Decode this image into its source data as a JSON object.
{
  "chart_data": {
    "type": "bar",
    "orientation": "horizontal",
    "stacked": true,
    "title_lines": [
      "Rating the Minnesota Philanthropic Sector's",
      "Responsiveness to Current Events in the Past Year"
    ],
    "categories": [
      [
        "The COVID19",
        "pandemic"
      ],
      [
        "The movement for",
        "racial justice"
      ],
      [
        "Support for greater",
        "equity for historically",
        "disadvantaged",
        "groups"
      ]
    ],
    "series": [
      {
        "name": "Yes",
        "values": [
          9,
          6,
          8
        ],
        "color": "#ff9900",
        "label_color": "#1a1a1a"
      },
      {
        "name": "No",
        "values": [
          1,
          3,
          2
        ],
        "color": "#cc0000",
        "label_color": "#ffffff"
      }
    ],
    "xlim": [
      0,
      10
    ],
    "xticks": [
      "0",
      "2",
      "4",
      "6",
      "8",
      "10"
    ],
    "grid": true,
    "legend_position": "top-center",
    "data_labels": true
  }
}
------------------------
== WRITTEN PROBLEM ==
From the listing above, reproduce all the lines exactly.

== RESULT ==
Decode this image into its source data as a JSON object.
{
  "chart_data": {
    "type": "bar",
    "orientation": "horizontal",
    "stacked": true,
    "title_lines": [
      "Rating the Minnesota Philanthropic Sector's",
      "Responsiveness to Current Events in the Past Year"
    ],
    "categories": [
      [
        "The COVID19",
        "pandemic"
      ],
      [
        "The movement for",
        "racial justice"
      ],
      [
        "Support for greater",
        "equity for historically",
        "disadvantaged",
        "groups"
      ]
    ],
    "series": [
      {
        "name": "Yes",
        "values": [
          9,
          6,
          8
        ],
        "color": "#ff9900",
        "label_color": "#1a1a1a"
      },
      {
        "name": "No",
        "values": [
          1,
          3,
          2
        ],
        "color": "#cc0000",
        "label_color": "#ffffff"
      }
    ],
    "xlim": [
      0,
      10
    ],
    "xticks": [
      "0",
      "2",
      "4",
      "6",
      "8",
      "10"
    ],
    "grid": true,
    "legend_position": "top-center",
    "data_labels": true
  }
}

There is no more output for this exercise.